What you need to do: In your copy, leave out the pictures; write out all the data exactly.

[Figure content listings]
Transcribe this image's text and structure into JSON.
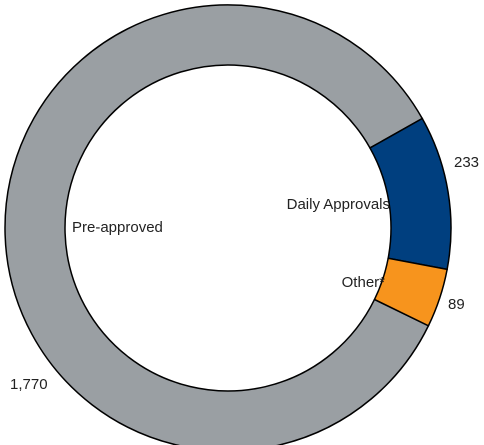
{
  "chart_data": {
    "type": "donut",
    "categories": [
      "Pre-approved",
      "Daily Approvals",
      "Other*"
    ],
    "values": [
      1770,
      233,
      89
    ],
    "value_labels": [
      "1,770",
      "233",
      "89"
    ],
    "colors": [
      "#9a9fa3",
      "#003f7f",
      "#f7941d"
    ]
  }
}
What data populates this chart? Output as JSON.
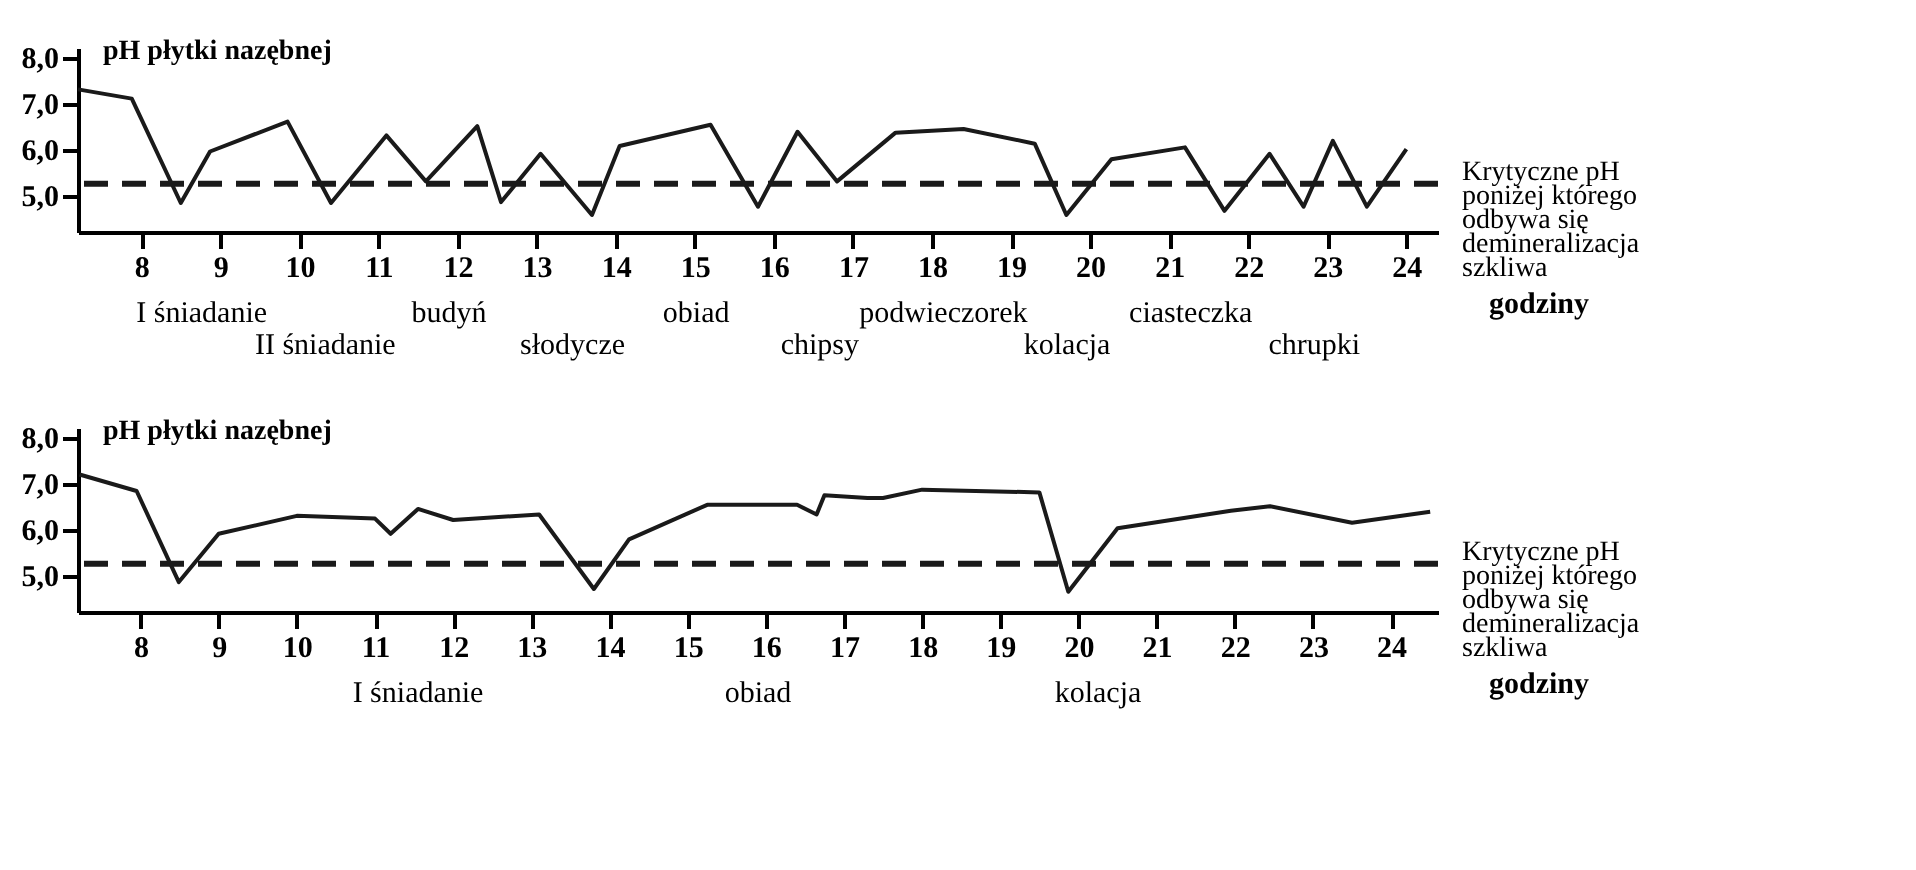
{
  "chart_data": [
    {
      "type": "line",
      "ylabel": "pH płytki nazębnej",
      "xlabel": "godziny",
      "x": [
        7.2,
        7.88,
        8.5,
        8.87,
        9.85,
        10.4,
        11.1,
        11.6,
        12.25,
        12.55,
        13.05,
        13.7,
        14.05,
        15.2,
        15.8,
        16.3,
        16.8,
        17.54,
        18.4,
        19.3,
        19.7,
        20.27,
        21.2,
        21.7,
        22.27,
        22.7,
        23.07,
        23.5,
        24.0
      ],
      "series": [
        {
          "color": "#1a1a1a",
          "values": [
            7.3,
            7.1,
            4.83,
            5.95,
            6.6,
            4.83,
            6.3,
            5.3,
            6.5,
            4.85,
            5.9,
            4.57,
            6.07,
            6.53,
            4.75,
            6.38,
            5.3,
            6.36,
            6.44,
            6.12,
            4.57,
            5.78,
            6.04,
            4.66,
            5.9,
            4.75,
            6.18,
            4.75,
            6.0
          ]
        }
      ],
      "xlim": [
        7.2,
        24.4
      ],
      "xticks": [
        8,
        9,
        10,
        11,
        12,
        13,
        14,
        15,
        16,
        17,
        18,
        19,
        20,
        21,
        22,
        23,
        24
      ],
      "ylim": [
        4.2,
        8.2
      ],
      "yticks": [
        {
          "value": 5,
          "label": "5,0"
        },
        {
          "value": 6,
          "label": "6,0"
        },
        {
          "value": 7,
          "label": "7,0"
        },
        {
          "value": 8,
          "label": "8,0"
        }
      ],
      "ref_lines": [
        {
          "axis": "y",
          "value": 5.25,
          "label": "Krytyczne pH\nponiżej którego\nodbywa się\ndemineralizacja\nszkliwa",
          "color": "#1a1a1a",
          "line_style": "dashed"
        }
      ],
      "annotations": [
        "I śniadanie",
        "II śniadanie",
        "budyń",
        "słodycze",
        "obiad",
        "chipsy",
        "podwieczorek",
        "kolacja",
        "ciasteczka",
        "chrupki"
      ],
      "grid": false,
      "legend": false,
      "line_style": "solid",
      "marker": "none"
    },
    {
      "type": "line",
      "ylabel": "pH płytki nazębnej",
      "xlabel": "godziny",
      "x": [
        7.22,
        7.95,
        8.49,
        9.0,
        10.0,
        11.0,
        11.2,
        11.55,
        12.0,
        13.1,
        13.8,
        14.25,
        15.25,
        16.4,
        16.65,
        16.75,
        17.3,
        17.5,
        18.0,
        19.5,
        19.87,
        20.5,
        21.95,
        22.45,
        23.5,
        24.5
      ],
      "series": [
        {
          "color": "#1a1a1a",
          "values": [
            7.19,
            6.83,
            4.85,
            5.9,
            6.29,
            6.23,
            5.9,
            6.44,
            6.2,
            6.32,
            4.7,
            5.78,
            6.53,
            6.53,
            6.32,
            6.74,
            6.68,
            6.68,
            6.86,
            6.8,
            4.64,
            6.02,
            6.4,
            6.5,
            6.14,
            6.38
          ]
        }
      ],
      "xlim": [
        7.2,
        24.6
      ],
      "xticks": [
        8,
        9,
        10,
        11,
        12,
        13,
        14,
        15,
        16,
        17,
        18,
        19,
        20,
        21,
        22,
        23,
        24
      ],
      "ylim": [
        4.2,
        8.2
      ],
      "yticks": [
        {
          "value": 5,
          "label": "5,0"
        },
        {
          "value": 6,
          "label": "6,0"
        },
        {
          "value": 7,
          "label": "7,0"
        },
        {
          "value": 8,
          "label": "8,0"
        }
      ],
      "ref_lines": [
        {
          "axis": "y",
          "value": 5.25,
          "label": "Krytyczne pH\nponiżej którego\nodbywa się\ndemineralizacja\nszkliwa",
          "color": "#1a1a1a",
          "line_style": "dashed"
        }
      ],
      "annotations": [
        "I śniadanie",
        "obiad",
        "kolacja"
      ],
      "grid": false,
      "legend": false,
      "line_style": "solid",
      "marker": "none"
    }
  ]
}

Solution for this exercise:
Transcribe this image's text and structure into JSON.
{
  "chart_data": {
    "type": "donut",
    "categories": [
      "Pre-approved",
      "Daily Approvals",
      "Other*"
    ],
    "values": [
      1770,
      233,
      89
    ],
    "value_labels": [
      "1,770",
      "233",
      "89"
    ],
    "colors": [
      "#9a9fa3",
      "#003f7f",
      "#f7941d"
    ]
  }
}
What data populates this chart? Output as JSON.
{
  "chart_data": [
    {
      "type": "line",
      "ylabel": "pH płytki nazębnej",
      "xlabel": "godziny",
      "x": [
        7.2,
        7.88,
        8.5,
        8.87,
        9.85,
        10.4,
        11.1,
        11.6,
        12.25,
        12.55,
        13.05,
        13.7,
        14.05,
        15.2,
        15.8,
        16.3,
        16.8,
        17.54,
        18.4,
        19.3,
        19.7,
        20.27,
        21.2,
        21.7,
        22.27,
        22.7,
        23.07,
        23.5,
        24.0
      ],
      "series": [
        {
          "color": "#1a1a1a",
          "values": [
            7.3,
            7.1,
            4.83,
            5.95,
            6.6,
            4.83,
            6.3,
            5.3,
            6.5,
            4.85,
            5.9,
            4.57,
            6.07,
            6.53,
            4.75,
            6.38,
            5.3,
            6.36,
            6.44,
            6.12,
            4.57,
            5.78,
            6.04,
            4.66,
            5.9,
            4.75,
            6.18,
            4.75,
            6.0
          ]
        }
      ],
      "xlim": [
        7.2,
        24.4
      ],
      "xticks": [
        8,
        9,
        10,
        11,
        12,
        13,
        14,
        15,
        16,
        17,
        18,
        19,
        20,
        21,
        22,
        23,
        24
      ],
      "ylim": [
        4.2,
        8.2
      ],
      "yticks": [
        {
          "value": 5,
          "label": "5,0"
        },
        {
          "value": 6,
          "label": "6,0"
        },
        {
          "value": 7,
          "label": "7,0"
        },
        {
          "value": 8,
          "label": "8,0"
        }
      ],
      "ref_lines": [
        {
          "axis": "y",
          "value": 5.25,
          "label": "Krytyczne pH\nponiżej którego\nodbywa się\ndemineralizacja\nszkliwa",
          "color": "#1a1a1a",
          "line_style": "dashed"
        }
      ],
      "annotations": [
        "I śniadanie",
        "II śniadanie",
        "budyń",
        "słodycze",
        "obiad",
        "chipsy",
        "podwieczorek",
        "kolacja",
        "ciasteczka",
        "chrupki"
      ],
      "grid": false,
      "legend": false,
      "line_style": "solid",
      "marker": "none"
    },
    {
      "type": "line",
      "ylabel": "pH płytki nazębnej",
      "xlabel": "godziny",
      "x": [
        7.22,
        7.95,
        8.49,
        9.0,
        10.0,
        11.0,
        11.2,
        11.55,
        12.0,
        13.1,
        13.8,
        14.25,
        15.25,
        16.4,
        16.65,
        16.75,
        17.3,
        17.5,
        18.0,
        19.5,
        19.87,
        20.5,
        21.95,
        22.45,
        23.5,
        24.5
      ],
      "series": [
        {
          "color": "#1a1a1a",
          "values": [
            7.19,
            6.83,
            4.85,
            5.9,
            6.29,
            6.23,
            5.9,
            6.44,
            6.2,
            6.32,
            4.7,
            5.78,
            6.53,
            6.53,
            6.32,
            6.74,
            6.68,
            6.68,
            6.86,
            6.8,
            4.64,
            6.02,
            6.4,
            6.5,
            6.14,
            6.38
          ]
        }
      ],
      "xlim": [
        7.2,
        24.6
      ],
      "xticks": [
        8,
        9,
        10,
        11,
        12,
        13,
        14,
        15,
        16,
        17,
        18,
        19,
        20,
        21,
        22,
        23,
        24
      ],
      "ylim": [
        4.2,
        8.2
      ],
      "yticks": [
        {
          "value": 5,
          "label": "5,0"
        },
        {
          "value": 6,
          "label": "6,0"
        },
        {
          "value": 7,
          "label": "7,0"
        },
        {
          "value": 8,
          "label": "8,0"
        }
      ],
      "ref_lines": [
        {
          "axis": "y",
          "value": 5.25,
          "label": "Krytyczne pH\nponiżej którego\nodbywa się\ndemineralizacja\nszkliwa",
          "color": "#1a1a1a",
          "line_style": "dashed"
        }
      ],
      "annotations": [
        "I śniadanie",
        "obiad",
        "kolacja"
      ],
      "grid": false,
      "legend": false,
      "line_style": "solid",
      "marker": "none"
    }
  ]
}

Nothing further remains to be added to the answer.